Data records
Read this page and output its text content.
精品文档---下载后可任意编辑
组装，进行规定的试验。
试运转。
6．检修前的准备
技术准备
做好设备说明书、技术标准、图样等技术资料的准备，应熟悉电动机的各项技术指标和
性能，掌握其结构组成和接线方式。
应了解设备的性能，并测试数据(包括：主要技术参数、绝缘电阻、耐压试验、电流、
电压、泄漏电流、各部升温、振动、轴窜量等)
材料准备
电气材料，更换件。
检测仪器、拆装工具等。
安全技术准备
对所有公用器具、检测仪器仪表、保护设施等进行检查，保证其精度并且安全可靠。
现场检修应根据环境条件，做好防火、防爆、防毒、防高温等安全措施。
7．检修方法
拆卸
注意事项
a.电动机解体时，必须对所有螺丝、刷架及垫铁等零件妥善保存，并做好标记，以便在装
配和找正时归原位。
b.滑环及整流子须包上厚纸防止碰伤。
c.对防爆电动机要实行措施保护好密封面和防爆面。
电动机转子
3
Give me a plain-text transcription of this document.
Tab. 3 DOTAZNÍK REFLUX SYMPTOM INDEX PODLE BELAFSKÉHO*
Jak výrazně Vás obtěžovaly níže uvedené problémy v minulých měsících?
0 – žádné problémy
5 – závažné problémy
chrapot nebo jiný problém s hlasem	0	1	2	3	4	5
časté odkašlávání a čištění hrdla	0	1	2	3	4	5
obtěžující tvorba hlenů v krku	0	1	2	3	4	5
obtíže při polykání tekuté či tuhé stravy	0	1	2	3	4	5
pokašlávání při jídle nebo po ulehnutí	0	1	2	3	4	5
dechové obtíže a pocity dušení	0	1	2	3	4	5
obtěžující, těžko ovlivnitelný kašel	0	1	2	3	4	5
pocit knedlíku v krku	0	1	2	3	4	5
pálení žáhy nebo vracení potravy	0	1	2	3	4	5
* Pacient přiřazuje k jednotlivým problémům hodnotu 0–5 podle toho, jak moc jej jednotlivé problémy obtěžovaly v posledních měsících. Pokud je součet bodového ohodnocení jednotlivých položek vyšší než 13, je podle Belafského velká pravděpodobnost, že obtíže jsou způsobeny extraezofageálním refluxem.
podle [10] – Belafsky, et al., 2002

▶ Written problem:
Pick out each line in the material containing "obtíže".

▶ Exercise answer:
obtíže při polykání tekuté či tuhé stravy	0	1	2	3	4	5
dechové obtíže a pocity dušení	0	1	2	3	4	5
* Pacient přiřazuje k jednotlivým problémům hodnotu 0–5 podle toho, jak moc jej jednotlivé problémy obtěžovaly v posledních měsících. Pokud je součet bodového ohodnocení jednotlivých položek vyšší než 13, je podle Belafského velká pravděpodobnost, že obtíže jsou způsobeny extraezofageálním refluxem.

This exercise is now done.